─── PROVIDED RECORDS
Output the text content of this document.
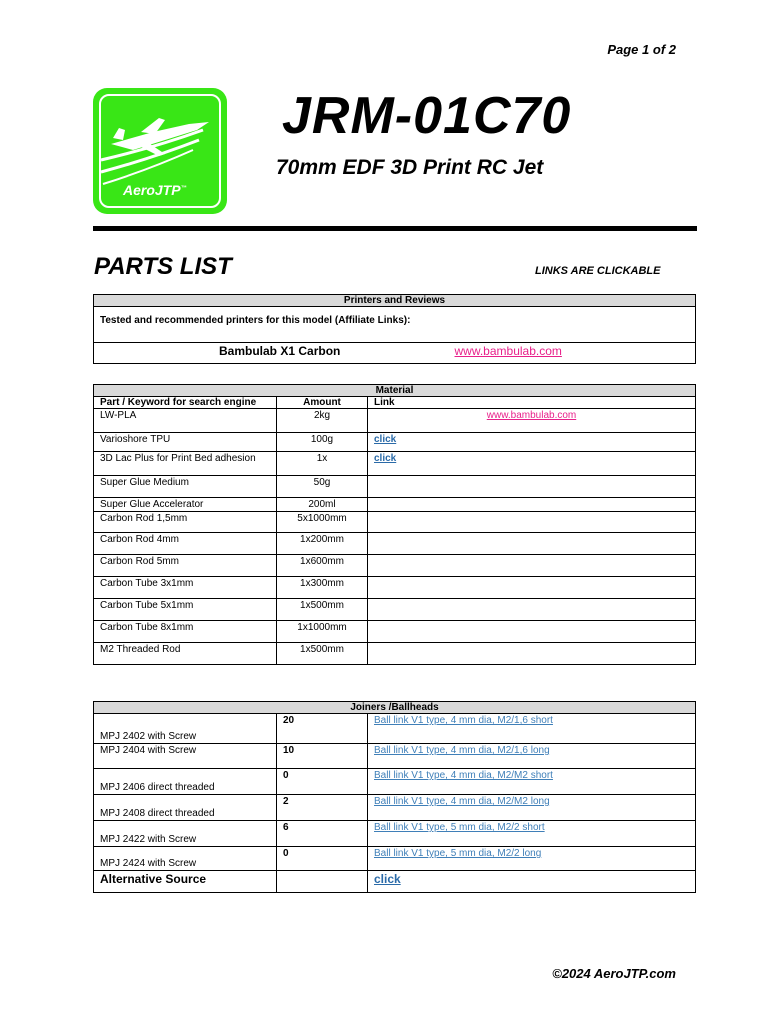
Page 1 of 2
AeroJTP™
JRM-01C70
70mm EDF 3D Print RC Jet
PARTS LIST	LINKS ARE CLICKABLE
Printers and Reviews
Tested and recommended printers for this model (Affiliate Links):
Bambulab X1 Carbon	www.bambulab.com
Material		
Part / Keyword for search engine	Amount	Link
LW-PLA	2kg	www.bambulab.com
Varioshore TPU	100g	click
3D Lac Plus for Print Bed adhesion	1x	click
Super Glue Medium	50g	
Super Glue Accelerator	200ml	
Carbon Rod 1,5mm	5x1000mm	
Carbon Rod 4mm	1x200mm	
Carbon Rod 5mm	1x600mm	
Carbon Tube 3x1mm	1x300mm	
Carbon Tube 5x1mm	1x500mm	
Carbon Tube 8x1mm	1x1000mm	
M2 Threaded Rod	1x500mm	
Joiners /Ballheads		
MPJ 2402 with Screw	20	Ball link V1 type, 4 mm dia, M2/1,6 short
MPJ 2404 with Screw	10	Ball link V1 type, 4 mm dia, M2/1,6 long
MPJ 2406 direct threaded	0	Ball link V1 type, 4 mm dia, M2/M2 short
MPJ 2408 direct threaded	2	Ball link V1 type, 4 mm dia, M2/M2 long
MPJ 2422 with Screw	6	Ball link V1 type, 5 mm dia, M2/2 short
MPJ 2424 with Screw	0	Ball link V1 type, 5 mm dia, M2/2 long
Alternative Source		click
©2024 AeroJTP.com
──────
#### [TASK]
Looking at the records above, count the lines where the word "Screw" appears. State only the number.

#### [EXERCISE RESPONSE]
4